-- START Source data --

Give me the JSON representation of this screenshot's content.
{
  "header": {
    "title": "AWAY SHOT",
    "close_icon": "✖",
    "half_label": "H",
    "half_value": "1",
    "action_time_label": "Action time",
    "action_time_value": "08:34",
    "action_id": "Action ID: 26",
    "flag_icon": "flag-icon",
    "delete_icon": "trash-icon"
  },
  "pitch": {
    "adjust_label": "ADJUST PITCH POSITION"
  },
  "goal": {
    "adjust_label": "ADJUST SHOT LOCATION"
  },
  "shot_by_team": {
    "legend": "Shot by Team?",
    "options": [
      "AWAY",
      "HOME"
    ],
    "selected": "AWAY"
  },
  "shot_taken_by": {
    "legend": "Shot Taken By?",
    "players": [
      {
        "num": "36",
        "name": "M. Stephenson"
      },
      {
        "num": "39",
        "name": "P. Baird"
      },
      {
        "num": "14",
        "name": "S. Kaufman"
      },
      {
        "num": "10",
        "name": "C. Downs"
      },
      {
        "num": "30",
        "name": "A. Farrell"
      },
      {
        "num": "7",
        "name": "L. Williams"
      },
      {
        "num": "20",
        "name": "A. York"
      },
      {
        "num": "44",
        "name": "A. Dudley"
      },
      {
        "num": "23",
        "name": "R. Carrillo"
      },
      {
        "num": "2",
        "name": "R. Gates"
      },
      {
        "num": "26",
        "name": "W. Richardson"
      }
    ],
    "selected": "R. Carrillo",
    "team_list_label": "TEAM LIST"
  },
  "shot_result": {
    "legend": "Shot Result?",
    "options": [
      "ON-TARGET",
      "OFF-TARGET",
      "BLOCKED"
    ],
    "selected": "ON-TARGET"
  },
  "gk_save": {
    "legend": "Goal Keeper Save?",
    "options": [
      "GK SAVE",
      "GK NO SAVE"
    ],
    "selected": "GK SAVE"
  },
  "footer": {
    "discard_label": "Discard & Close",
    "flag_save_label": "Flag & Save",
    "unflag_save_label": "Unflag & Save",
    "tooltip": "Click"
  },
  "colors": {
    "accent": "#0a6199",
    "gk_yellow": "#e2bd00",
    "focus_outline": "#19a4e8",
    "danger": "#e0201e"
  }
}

-- END Source data --

### Given request
Your answer should be a single number: the count of lines in the data that include the word "TARGET".

### Task output
3